[Direction]
Exclude any images and output the remaining records exactly.

[Data for this task]

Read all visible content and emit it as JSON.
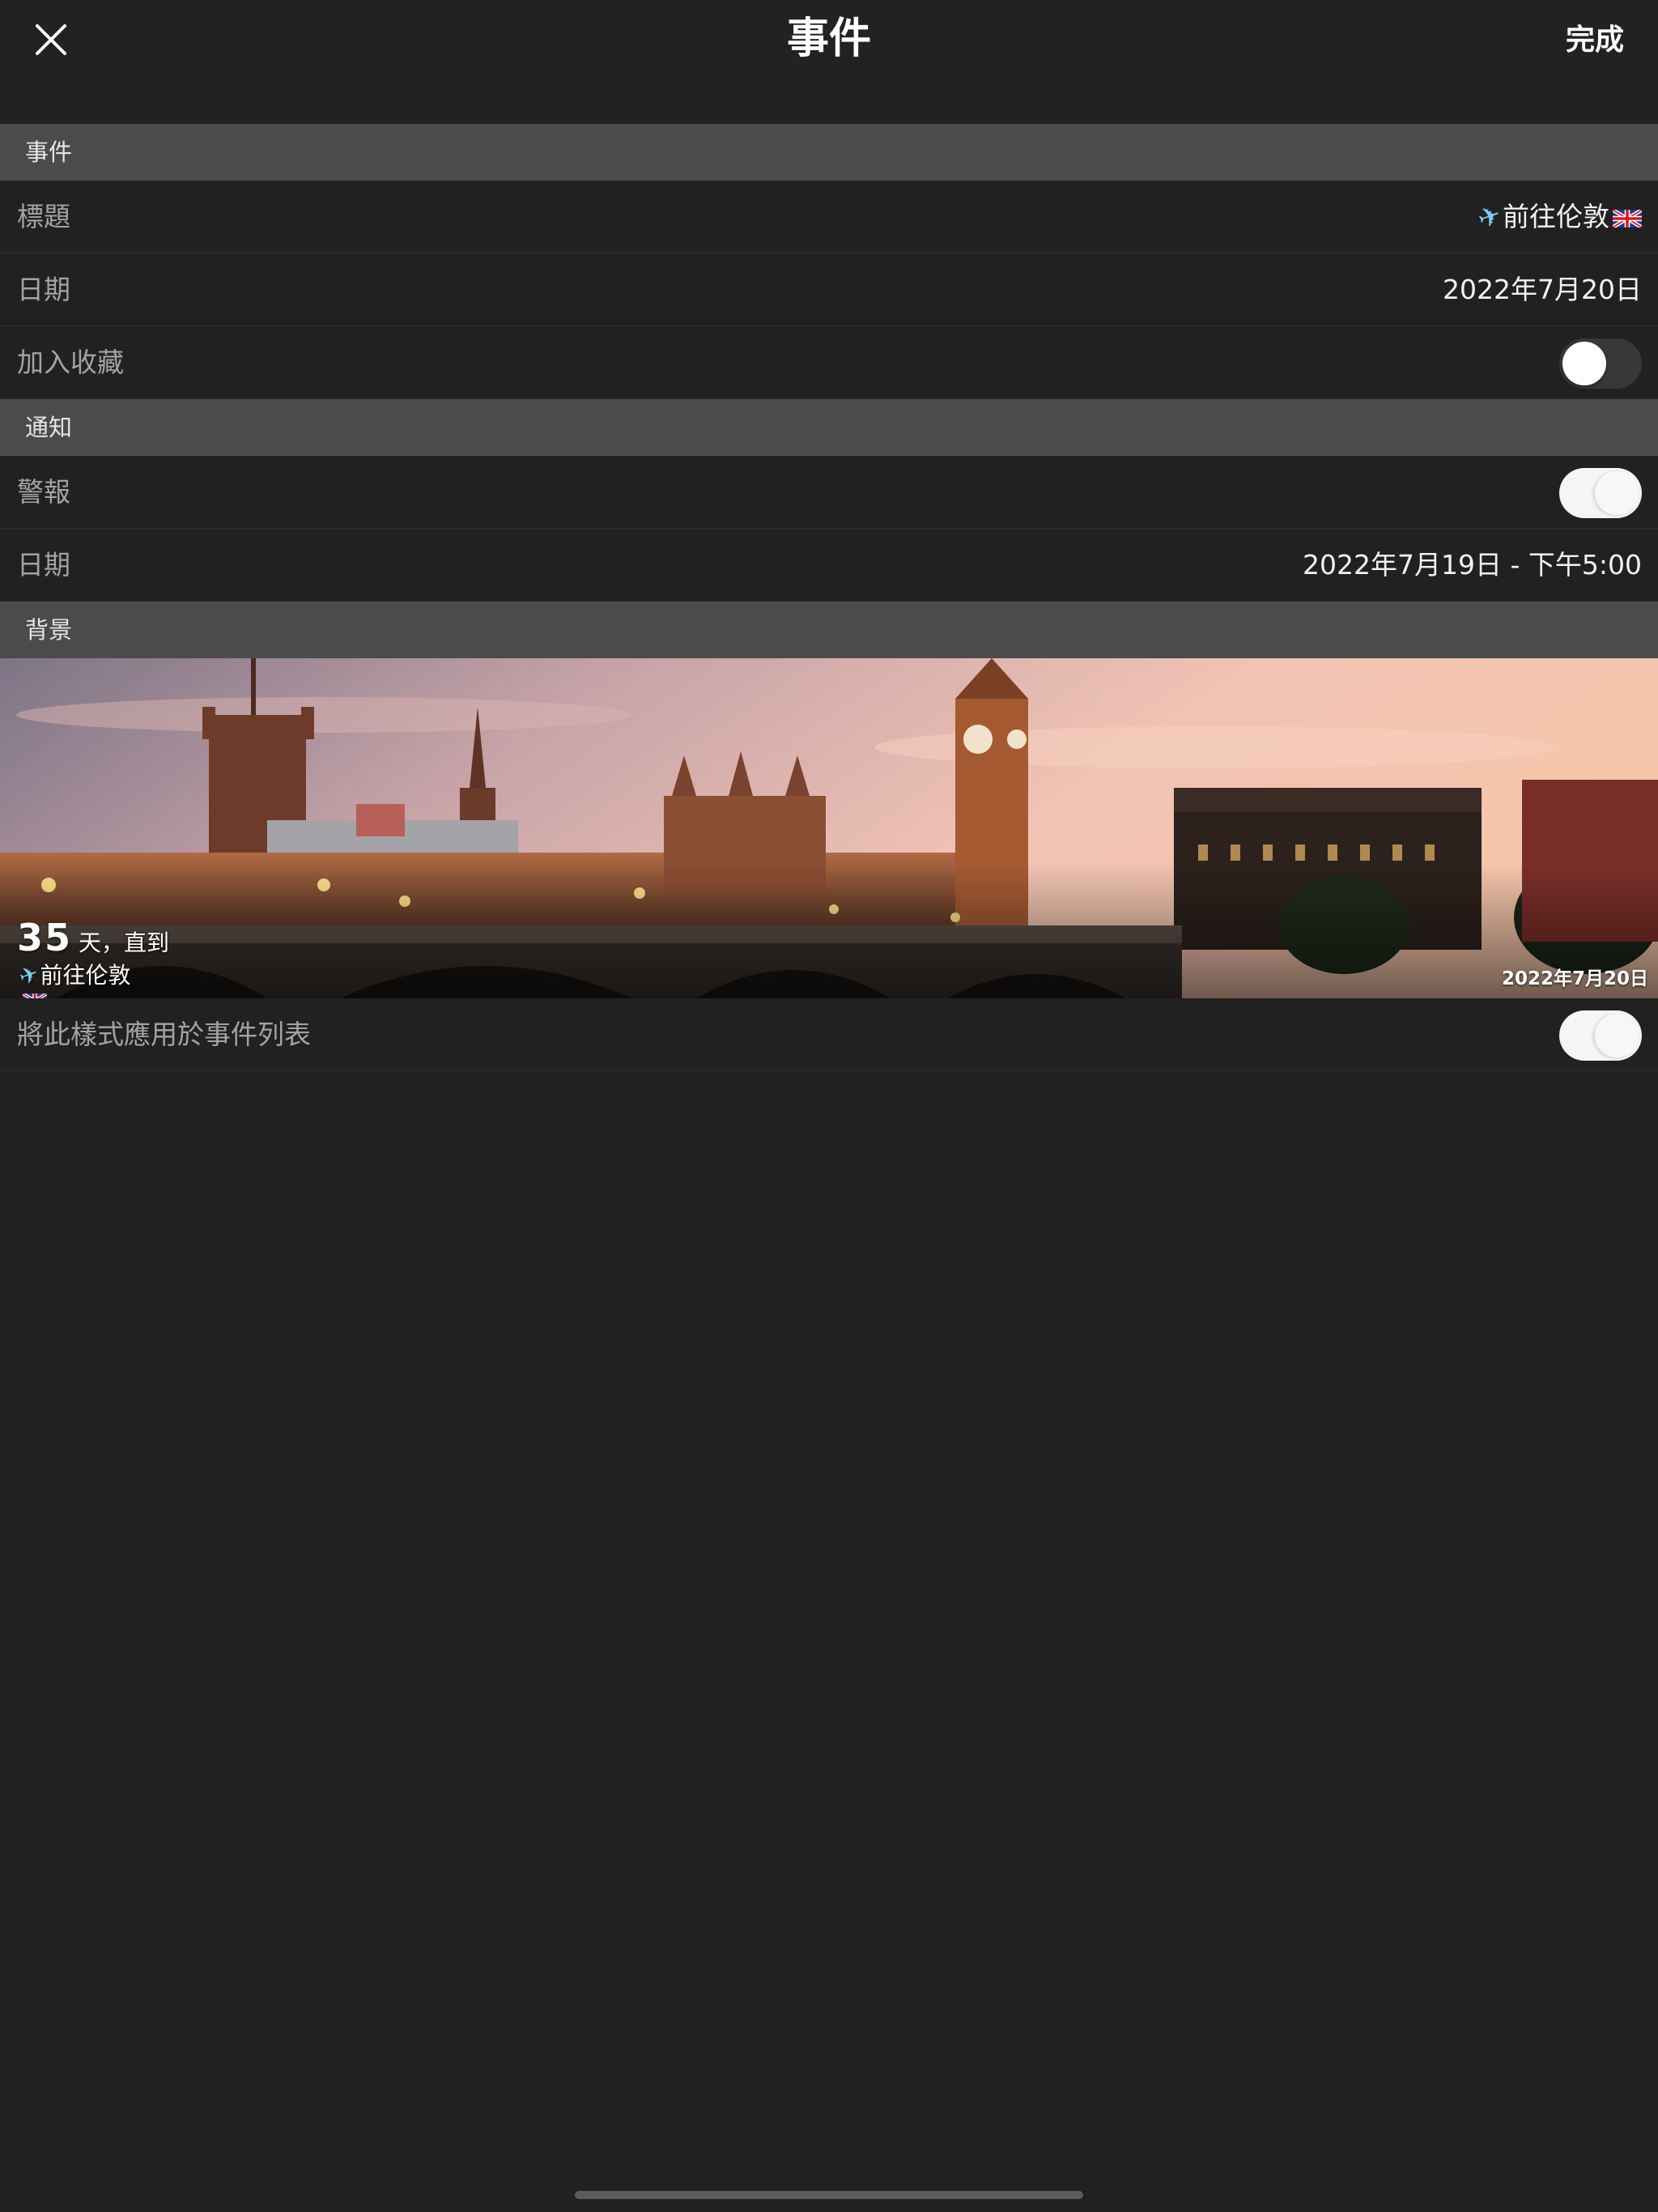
{
  "nav": {
    "title": "事件",
    "done_label": "完成",
    "close_icon": "close-icon"
  },
  "sections": {
    "event": {
      "header": "事件",
      "title_label": "標題",
      "title_value": "前往伦敦",
      "date_label": "日期",
      "date_value": "2022年7月20日",
      "favorite_label": "加入收藏",
      "favorite_on": false
    },
    "notification": {
      "header": "通知",
      "alert_label": "警報",
      "alert_on": true,
      "date_label": "日期",
      "date_value": "2022年7月19日 - 下午5:00"
    },
    "background": {
      "header": "背景",
      "days_number": "35",
      "days_suffix": "天，直到",
      "event_title": "前往伦敦",
      "event_date": "2022年7月20日",
      "apply_label": "將此樣式應用於事件列表",
      "apply_on": true
    }
  },
  "icons": {
    "plane": "✈",
    "flag": "uk-flag-icon"
  },
  "colors": {
    "background": "#212121",
    "section_header": "#4b4b4b",
    "label": "#a3a3a3",
    "value": "#f2f2f2",
    "toggle_on": "#f5f5f5",
    "toggle_off": "#383838"
  }
}
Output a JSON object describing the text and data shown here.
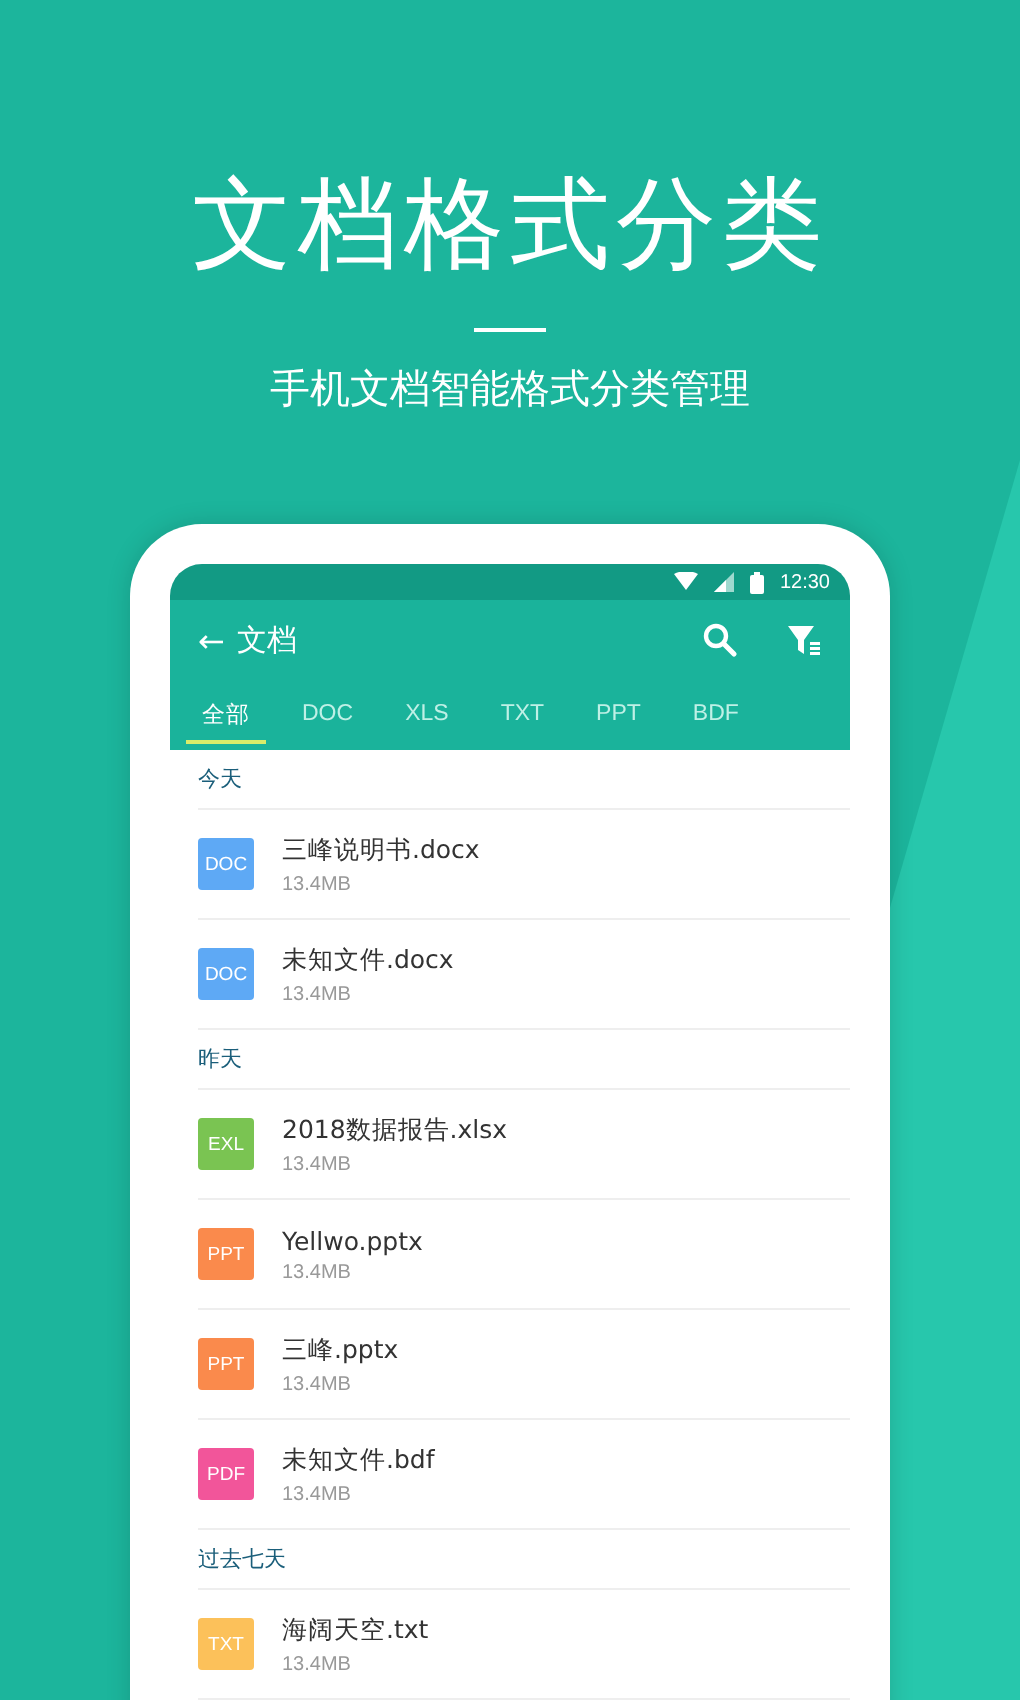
{
  "headline": "文档格式分类",
  "subtitle": "手机文档智能格式分类管理",
  "status_bar": {
    "time": "12:30"
  },
  "app_bar": {
    "back": "←",
    "title": "文档"
  },
  "tabs": [
    {
      "label": "全部",
      "selected": true
    },
    {
      "label": "DOC",
      "selected": false
    },
    {
      "label": "XLS",
      "selected": false
    },
    {
      "label": "TXT",
      "selected": false
    },
    {
      "label": "PPT",
      "selected": false
    },
    {
      "label": "BDF",
      "selected": false
    }
  ],
  "sections": [
    {
      "title": "今天",
      "files": [
        {
          "icon_label": "DOC",
          "color": "#5ea9f5",
          "name": "三峰说明书.docx",
          "size": "13.4MB"
        },
        {
          "icon_label": "DOC",
          "color": "#5ea9f5",
          "name": "未知文件.docx",
          "size": "13.4MB"
        }
      ]
    },
    {
      "title": "昨天",
      "files": [
        {
          "icon_label": "EXL",
          "color": "#7ac452",
          "name": "2018数据报告.xlsx",
          "size": "13.4MB"
        },
        {
          "icon_label": "PPT",
          "color": "#fa8a4c",
          "name": "Yellwo.pptx",
          "size": "13.4MB"
        },
        {
          "icon_label": "PPT",
          "color": "#fa8a4c",
          "name": "三峰.pptx",
          "size": "13.4MB"
        },
        {
          "icon_label": "PDF",
          "color": "#f2559a",
          "name": "未知文件.bdf",
          "size": "13.4MB"
        }
      ]
    },
    {
      "title": "过去七天",
      "files": [
        {
          "icon_label": "TXT",
          "color": "#fcc15a",
          "name": "海阔天空.txt",
          "size": "13.4MB"
        }
      ]
    }
  ]
}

[Answer to the problem]
Read all visible content and emit it as JSON.
{
  "nav": {
    "title": "事件",
    "done_label": "完成",
    "close_icon": "close-icon"
  },
  "sections": {
    "event": {
      "header": "事件",
      "title_label": "標題",
      "title_value": "前往伦敦",
      "date_label": "日期",
      "date_value": "2022年7月20日",
      "favorite_label": "加入收藏",
      "favorite_on": false
    },
    "notification": {
      "header": "通知",
      "alert_label": "警報",
      "alert_on": true,
      "date_label": "日期",
      "date_value": "2022年7月19日 - 下午5:00"
    },
    "background": {
      "header": "背景",
      "days_number": "35",
      "days_suffix": "天，直到",
      "event_title": "前往伦敦",
      "event_date": "2022年7月20日",
      "apply_label": "將此樣式應用於事件列表",
      "apply_on": true
    }
  },
  "icons": {
    "plane": "✈",
    "flag": "uk-flag-icon"
  },
  "colors": {
    "background": "#212121",
    "section_header": "#4b4b4b",
    "label": "#a3a3a3",
    "value": "#f2f2f2",
    "toggle_on": "#f5f5f5",
    "toggle_off": "#383838"
  }
}
Output a JSON object describing the text and data shown here.
{
  "headline": "文档格式分类",
  "subtitle": "手机文档智能格式分类管理",
  "status_bar": {
    "time": "12:30"
  },
  "app_bar": {
    "back": "←",
    "title": "文档"
  },
  "tabs": [
    {
      "label": "全部",
      "selected": true
    },
    {
      "label": "DOC",
      "selected": false
    },
    {
      "label": "XLS",
      "selected": false
    },
    {
      "label": "TXT",
      "selected": false
    },
    {
      "label": "PPT",
      "selected": false
    },
    {
      "label": "BDF",
      "selected": false
    }
  ],
  "sections": [
    {
      "title": "今天",
      "files": [
        {
          "icon_label": "DOC",
          "color": "#5ea9f5",
          "name": "三峰说明书.docx",
          "size": "13.4MB"
        },
        {
          "icon_label": "DOC",
          "color": "#5ea9f5",
          "name": "未知文件.docx",
          "size": "13.4MB"
        }
      ]
    },
    {
      "title": "昨天",
      "files": [
        {
          "icon_label": "EXL",
          "color": "#7ac452",
          "name": "2018数据报告.xlsx",
          "size": "13.4MB"
        },
        {
          "icon_label": "PPT",
          "color": "#fa8a4c",
          "name": "Yellwo.pptx",
          "size": "13.4MB"
        },
        {
          "icon_label": "PPT",
          "color": "#fa8a4c",
          "name": "三峰.pptx",
          "size": "13.4MB"
        },
        {
          "icon_label": "PDF",
          "color": "#f2559a",
          "name": "未知文件.bdf",
          "size": "13.4MB"
        }
      ]
    },
    {
      "title": "过去七天",
      "files": [
        {
          "icon_label": "TXT",
          "color": "#fcc15a",
          "name": "海阔天空.txt",
          "size": "13.4MB"
        }
      ]
    }
  ]
}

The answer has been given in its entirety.